→ **Task description**
Write each line out exactly, leaving none out.

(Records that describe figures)
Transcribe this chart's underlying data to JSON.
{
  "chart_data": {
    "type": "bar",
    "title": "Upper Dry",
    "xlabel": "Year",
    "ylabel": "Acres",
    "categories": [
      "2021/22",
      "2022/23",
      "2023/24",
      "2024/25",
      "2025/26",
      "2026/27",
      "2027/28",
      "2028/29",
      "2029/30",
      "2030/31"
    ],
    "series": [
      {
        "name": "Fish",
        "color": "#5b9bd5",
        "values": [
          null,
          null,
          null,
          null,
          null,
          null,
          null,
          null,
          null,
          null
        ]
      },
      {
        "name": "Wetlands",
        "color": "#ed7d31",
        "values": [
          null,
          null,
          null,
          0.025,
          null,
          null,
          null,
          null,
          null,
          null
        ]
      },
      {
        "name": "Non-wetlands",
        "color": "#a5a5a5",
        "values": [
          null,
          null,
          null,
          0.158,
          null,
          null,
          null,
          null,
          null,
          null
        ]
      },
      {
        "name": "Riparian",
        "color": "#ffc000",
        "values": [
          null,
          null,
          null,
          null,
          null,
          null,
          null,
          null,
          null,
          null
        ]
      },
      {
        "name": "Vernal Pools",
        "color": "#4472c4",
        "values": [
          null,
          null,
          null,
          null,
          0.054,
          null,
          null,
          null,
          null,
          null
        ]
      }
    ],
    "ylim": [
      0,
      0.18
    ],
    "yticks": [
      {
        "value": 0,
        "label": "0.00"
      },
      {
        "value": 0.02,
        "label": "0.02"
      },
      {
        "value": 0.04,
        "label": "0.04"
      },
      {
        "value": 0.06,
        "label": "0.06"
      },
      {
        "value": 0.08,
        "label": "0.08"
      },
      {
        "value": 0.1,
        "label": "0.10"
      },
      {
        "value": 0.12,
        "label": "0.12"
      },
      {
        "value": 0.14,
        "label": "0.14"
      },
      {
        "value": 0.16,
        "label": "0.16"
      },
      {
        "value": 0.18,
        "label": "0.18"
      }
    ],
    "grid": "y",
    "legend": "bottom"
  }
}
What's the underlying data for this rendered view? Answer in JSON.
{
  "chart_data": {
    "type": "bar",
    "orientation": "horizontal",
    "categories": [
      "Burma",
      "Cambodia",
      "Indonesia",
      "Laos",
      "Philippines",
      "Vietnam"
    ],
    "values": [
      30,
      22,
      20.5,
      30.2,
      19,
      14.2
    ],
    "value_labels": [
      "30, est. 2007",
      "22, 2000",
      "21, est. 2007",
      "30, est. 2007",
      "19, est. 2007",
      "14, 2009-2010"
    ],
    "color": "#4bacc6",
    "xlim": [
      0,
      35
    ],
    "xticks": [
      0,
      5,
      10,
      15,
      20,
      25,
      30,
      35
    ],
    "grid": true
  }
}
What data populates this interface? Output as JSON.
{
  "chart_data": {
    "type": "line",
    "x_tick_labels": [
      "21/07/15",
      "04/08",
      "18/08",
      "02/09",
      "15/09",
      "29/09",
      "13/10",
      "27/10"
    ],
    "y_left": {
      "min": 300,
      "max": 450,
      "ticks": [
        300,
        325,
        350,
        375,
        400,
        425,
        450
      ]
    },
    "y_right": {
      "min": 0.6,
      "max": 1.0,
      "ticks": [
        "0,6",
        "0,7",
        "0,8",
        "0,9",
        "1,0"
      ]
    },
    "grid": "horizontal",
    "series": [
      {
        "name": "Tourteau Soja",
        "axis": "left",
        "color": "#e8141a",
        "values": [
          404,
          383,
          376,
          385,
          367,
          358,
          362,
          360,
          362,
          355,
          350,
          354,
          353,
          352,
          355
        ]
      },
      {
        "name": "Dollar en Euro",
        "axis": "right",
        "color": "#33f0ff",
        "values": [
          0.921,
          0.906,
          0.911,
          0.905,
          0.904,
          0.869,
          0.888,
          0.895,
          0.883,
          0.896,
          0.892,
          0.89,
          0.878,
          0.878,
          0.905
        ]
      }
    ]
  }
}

→ **Task output**
Transcribe this chart's underlying data to JSON.
{
  "chart_data": {
    "type": "bar",
    "title": "Upper Dry",
    "xlabel": "Year",
    "ylabel": "Acres",
    "categories": [
      "2021/22",
      "2022/23",
      "2023/24",
      "2024/25",
      "2025/26",
      "2026/27",
      "2027/28",
      "2028/29",
      "2029/30",
      "2030/31"
    ],
    "series": [
      {
        "name": "Fish",
        "color": "#5b9bd5",
        "values": [
          null,
          null,
          null,
          null,
          null,
          null,
          null,
          null,
          null,
          null
        ]
      },
      {
        "name": "Wetlands",
        "color": "#ed7d31",
        "values": [
          null,
          null,
          null,
          0.025,
          null,
          null,
          null,
          null,
          null,
          null
        ]
      },
      {
        "name": "Non-wetlands",
        "color": "#a5a5a5",
        "values": [
          null,
          null,
          null,
          0.158,
          null,
          null,
          null,
          null,
          null,
          null
        ]
      },
      {
        "name": "Riparian",
        "color": "#ffc000",
        "values": [
          null,
          null,
          null,
          null,
          null,
          null,
          null,
          null,
          null,
          null
        ]
      },
      {
        "name": "Vernal Pools",
        "color": "#4472c4",
        "values": [
          null,
          null,
          null,
          null,
          0.054,
          null,
          null,
          null,
          null,
          null
        ]
      }
    ],
    "ylim": [
      0,
      0.18
    ],
    "yticks": [
      {
        "value": 0,
        "label": "0.00"
      },
      {
        "value": 0.02,
        "label": "0.02"
      },
      {
        "value": 0.04,
        "label": "0.04"
      },
      {
        "value": 0.06,
        "label": "0.06"
      },
      {
        "value": 0.08,
        "label": "0.08"
      },
      {
        "value": 0.1,
        "label": "0.10"
      },
      {
        "value": 0.12,
        "label": "0.12"
      },
      {
        "value": 0.14,
        "label": "0.14"
      },
      {
        "value": 0.16,
        "label": "0.16"
      },
      {
        "value": 0.18,
        "label": "0.18"
      }
    ],
    "grid": "y",
    "legend": "bottom"
  }
}
What's the underlying data for this rendered view? Answer in JSON.
{
  "chart_data": {
    "type": "bar",
    "orientation": "horizontal",
    "categories": [
      "Burma",
      "Cambodia",
      "Indonesia",
      "Laos",
      "Philippines",
      "Vietnam"
    ],
    "values": [
      30,
      22,
      20.5,
      30.2,
      19,
      14.2
    ],
    "value_labels": [
      "30, est. 2007",
      "22, 2000",
      "21, est. 2007",
      "30, est. 2007",
      "19, est. 2007",
      "14, 2009-2010"
    ],
    "color": "#4bacc6",
    "xlim": [
      0,
      35
    ],
    "xticks": [
      0,
      5,
      10,
      15,
      20,
      25,
      30,
      35
    ],
    "grid": true
  }
}
What data populates this interface? Output as JSON.
{
  "chart_data": {
    "type": "line",
    "x_tick_labels": [
      "21/07/15",
      "04/08",
      "18/08",
      "02/09",
      "15/09",
      "29/09",
      "13/10",
      "27/10"
    ],
    "y_left": {
      "min": 300,
      "max": 450,
      "ticks": [
        300,
        325,
        350,
        375,
        400,
        425,
        450
      ]
    },
    "y_right": {
      "min": 0.6,
      "max": 1.0,
      "ticks": [
        "0,6",
        "0,7",
        "0,8",
        "0,9",
        "1,0"
      ]
    },
    "grid": "horizontal",
    "series": [
      {
        "name": "Tourteau Soja",
        "axis": "left",
        "color": "#e8141a",
        "values": [
          404,
          383,
          376,
          385,
          367,
          358,
          362,
          360,
          362,
          355,
          350,
          354,
          353,
          352,
          355
        ]
      },
      {
        "name": "Dollar en Euro",
        "axis": "right",
        "color": "#33f0ff",
        "values": [
          0.921,
          0.906,
          0.911,
          0.905,
          0.904,
          0.869,
          0.888,
          0.895,
          0.883,
          0.896,
          0.892,
          0.89,
          0.878,
          0.878,
          0.905
        ]
      }
    ]
  }
}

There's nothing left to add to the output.